Data rows

◆ ◆ ◆ ◆ ◆

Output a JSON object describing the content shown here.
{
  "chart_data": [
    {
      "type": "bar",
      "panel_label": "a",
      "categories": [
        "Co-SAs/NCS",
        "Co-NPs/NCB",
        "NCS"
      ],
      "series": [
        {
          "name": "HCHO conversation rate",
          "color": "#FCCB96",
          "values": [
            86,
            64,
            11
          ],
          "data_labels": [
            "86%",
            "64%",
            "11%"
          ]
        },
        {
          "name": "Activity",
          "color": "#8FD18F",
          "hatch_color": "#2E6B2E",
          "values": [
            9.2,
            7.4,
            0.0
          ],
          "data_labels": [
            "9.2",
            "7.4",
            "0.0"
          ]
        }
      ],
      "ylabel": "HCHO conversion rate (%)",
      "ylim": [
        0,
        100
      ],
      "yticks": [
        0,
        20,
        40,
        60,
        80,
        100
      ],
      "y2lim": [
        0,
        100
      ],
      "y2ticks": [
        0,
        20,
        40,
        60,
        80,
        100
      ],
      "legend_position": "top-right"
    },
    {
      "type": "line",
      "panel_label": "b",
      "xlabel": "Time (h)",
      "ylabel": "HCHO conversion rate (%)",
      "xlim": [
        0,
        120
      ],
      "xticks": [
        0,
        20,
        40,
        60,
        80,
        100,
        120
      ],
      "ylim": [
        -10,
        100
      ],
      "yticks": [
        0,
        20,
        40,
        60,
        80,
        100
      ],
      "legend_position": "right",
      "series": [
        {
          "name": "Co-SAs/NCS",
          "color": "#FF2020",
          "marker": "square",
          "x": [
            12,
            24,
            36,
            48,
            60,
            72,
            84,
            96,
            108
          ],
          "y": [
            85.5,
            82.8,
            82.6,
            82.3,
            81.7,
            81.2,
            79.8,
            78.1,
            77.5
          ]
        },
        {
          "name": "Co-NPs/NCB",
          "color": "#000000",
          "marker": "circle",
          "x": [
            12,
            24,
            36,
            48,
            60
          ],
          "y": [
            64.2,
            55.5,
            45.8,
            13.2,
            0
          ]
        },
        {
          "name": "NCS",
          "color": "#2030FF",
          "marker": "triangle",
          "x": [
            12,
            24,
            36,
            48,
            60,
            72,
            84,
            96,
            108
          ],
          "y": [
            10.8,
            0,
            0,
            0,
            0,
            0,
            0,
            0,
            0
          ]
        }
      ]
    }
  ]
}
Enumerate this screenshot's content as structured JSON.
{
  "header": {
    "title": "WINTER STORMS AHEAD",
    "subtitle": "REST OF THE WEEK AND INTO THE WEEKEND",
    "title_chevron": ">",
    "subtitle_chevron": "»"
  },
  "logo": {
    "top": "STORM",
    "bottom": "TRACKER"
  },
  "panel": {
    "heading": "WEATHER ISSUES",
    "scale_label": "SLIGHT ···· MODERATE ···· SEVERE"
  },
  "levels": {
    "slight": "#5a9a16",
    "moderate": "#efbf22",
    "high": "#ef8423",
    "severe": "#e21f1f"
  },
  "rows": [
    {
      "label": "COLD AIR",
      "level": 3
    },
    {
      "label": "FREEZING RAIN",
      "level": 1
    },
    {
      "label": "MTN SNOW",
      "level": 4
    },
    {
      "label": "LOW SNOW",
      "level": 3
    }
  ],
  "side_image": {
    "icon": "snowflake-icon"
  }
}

◆ ◆ ◆ ◆ ◆

Exercise
Exactly reproduce all of the entries.

Solution to the problem
Output a JSON object describing the content shown here.
{
  "chart_data": [
    {
      "type": "bar",
      "panel_label": "a",
      "categories": [
        "Co-SAs/NCS",
        "Co-NPs/NCB",
        "NCS"
      ],
      "series": [
        {
          "name": "HCHO conversation rate",
          "color": "#FCCB96",
          "values": [
            86,
            64,
            11
          ],
          "data_labels": [
            "86%",
            "64%",
            "11%"
          ]
        },
        {
          "name": "Activity",
          "color": "#8FD18F",
          "hatch_color": "#2E6B2E",
          "values": [
            9.2,
            7.4,
            0.0
          ],
          "data_labels": [
            "9.2",
            "7.4",
            "0.0"
          ]
        }
      ],
      "ylabel": "HCHO conversion rate (%)",
      "ylim": [
        0,
        100
      ],
      "yticks": [
        0,
        20,
        40,
        60,
        80,
        100
      ],
      "y2lim": [
        0,
        100
      ],
      "y2ticks": [
        0,
        20,
        40,
        60,
        80,
        100
      ],
      "legend_position": "top-right"
    },
    {
      "type": "line",
      "panel_label": "b",
      "xlabel": "Time (h)",
      "ylabel": "HCHO conversion rate (%)",
      "xlim": [
        0,
        120
      ],
      "xticks": [
        0,
        20,
        40,
        60,
        80,
        100,
        120
      ],
      "ylim": [
        -10,
        100
      ],
      "yticks": [
        0,
        20,
        40,
        60,
        80,
        100
      ],
      "legend_position": "right",
      "series": [
        {
          "name": "Co-SAs/NCS",
          "color": "#FF2020",
          "marker": "square",
          "x": [
            12,
            24,
            36,
            48,
            60,
            72,
            84,
            96,
            108
          ],
          "y": [
            85.5,
            82.8,
            82.6,
            82.3,
            81.7,
            81.2,
            79.8,
            78.1,
            77.5
          ]
        },
        {
          "name": "Co-NPs/NCB",
          "color": "#000000",
          "marker": "circle",
          "x": [
            12,
            24,
            36,
            48,
            60
          ],
          "y": [
            64.2,
            55.5,
            45.8,
            13.2,
            0
          ]
        },
        {
          "name": "NCS",
          "color": "#2030FF",
          "marker": "triangle",
          "x": [
            12,
            24,
            36,
            48,
            60,
            72,
            84,
            96,
            108
          ],
          "y": [
            10.8,
            0,
            0,
            0,
            0,
            0,
            0,
            0,
            0
          ]
        }
      ]
    }
  ]
}
Enumerate this screenshot's content as structured JSON.
{
  "header": {
    "title": "WINTER STORMS AHEAD",
    "subtitle": "REST OF THE WEEK AND INTO THE WEEKEND",
    "title_chevron": ">",
    "subtitle_chevron": "»"
  },
  "logo": {
    "top": "STORM",
    "bottom": "TRACKER"
  },
  "panel": {
    "heading": "WEATHER ISSUES",
    "scale_label": "SLIGHT ···· MODERATE ···· SEVERE"
  },
  "levels": {
    "slight": "#5a9a16",
    "moderate": "#efbf22",
    "high": "#ef8423",
    "severe": "#e21f1f"
  },
  "rows": [
    {
      "label": "COLD AIR",
      "level": 3
    },
    {
      "label": "FREEZING RAIN",
      "level": 1
    },
    {
      "label": "MTN SNOW",
      "level": 4
    },
    {
      "label": "LOW SNOW",
      "level": 3
    }
  ],
  "side_image": {
    "icon": "snowflake-icon"
  }
}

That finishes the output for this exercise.